--- Begin Records to process ---
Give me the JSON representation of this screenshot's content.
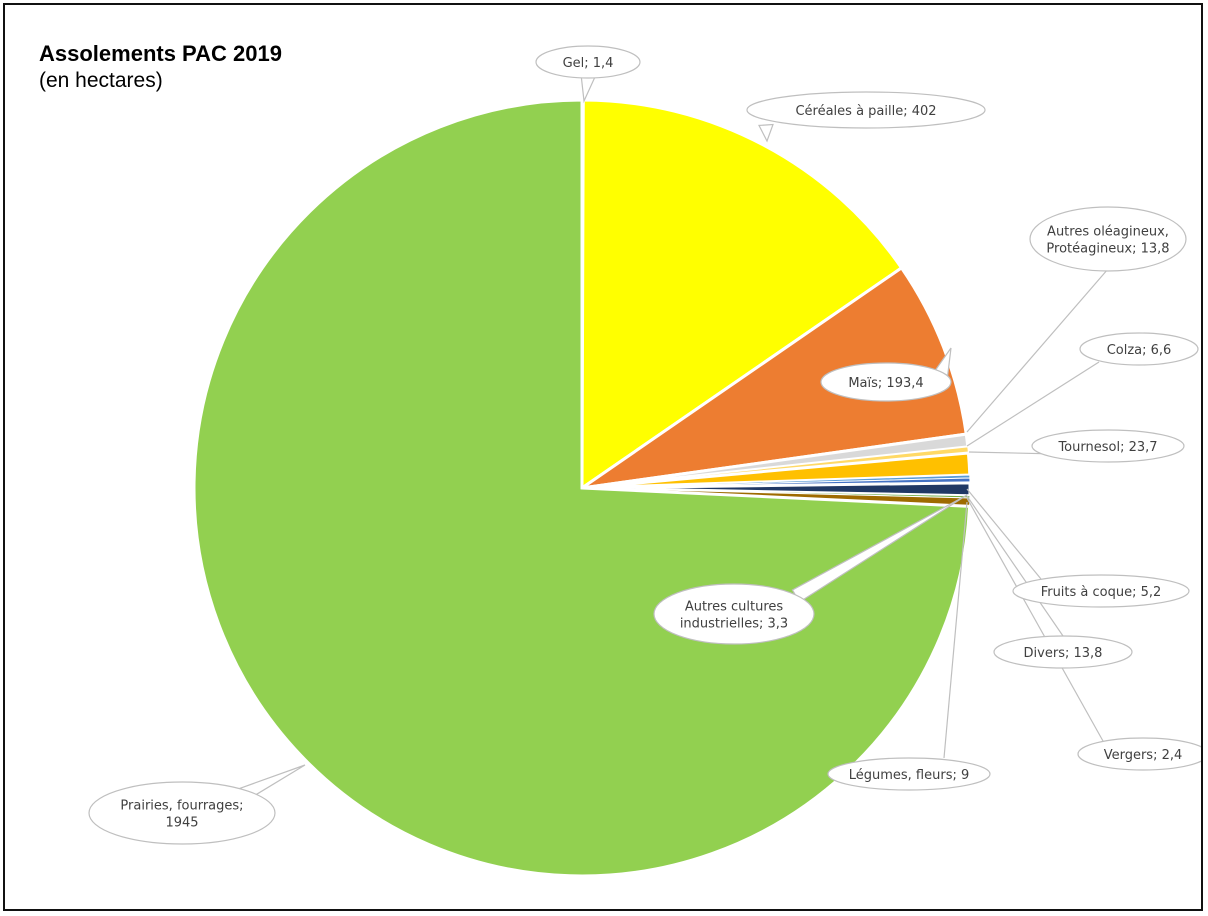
{
  "chart_data": {
    "type": "pie",
    "title": "Assolements PAC 2019",
    "subtitle": "(en hectares)",
    "slices": [
      {
        "label": "Gel",
        "value": 1.4,
        "display_value": "1,4",
        "color": "#a5a5a5"
      },
      {
        "label": "Céréales à paille",
        "value": 402,
        "display_value": "402",
        "color": "#ffff00"
      },
      {
        "label": "Maïs",
        "value": 193.4,
        "display_value": "193,4",
        "color": "#ed7d31"
      },
      {
        "label": "Autres oléagineux, Protéagineux",
        "value": 13.8,
        "display_value": "13,8",
        "color": "#d9d9d9"
      },
      {
        "label": "Colza",
        "value": 6.6,
        "display_value": "6,6",
        "color": "#ffd966"
      },
      {
        "label": "Tournesol",
        "value": 23.7,
        "display_value": "23,7",
        "color": "#ffc000"
      },
      {
        "label": "Autres cultures industrielles",
        "value": 3.3,
        "display_value": "3,3",
        "color": "#5b9bd5"
      },
      {
        "label": "Fruits à coque",
        "value": 5.2,
        "display_value": "5,2",
        "color": "#4472c4"
      },
      {
        "label": "Divers",
        "value": 13.8,
        "display_value": "13,8",
        "color": "#203864"
      },
      {
        "label": "Vergers",
        "value": 2.4,
        "display_value": "2,4",
        "color": "#70ad47"
      },
      {
        "label": "Légumes, fleurs",
        "value": 9,
        "display_value": "9",
        "color": "#9e6b00"
      },
      {
        "label": "Prairies, fourrages",
        "value": 1945,
        "display_value": "1945",
        "color": "#92d050"
      }
    ]
  },
  "callouts": [
    {
      "lines": [
        "Gel; 1,4"
      ]
    },
    {
      "lines": [
        "Céréales à paille; 402"
      ]
    },
    {
      "lines": [
        "Maïs; 193,4"
      ]
    },
    {
      "lines": [
        "Autres oléagineux,",
        "Protéagineux; 13,8"
      ]
    },
    {
      "lines": [
        "Colza; 6,6"
      ]
    },
    {
      "lines": [
        "Tournesol; 23,7"
      ]
    },
    {
      "lines": [
        "Autres cultures",
        "industrielles; 3,3"
      ]
    },
    {
      "lines": [
        "Fruits à coque; 5,2"
      ]
    },
    {
      "lines": [
        "Divers; 13,8"
      ]
    },
    {
      "lines": [
        "Vergers; 2,4"
      ]
    },
    {
      "lines": [
        "Légumes, fleurs; 9"
      ]
    },
    {
      "lines": [
        "Prairies, fourrages;",
        "1945"
      ]
    }
  ]
}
--- End Records to process ---
> _Exercise directions_
Count the lines in the records above that contain the word "color", and give only the number.

> _Correct output_
12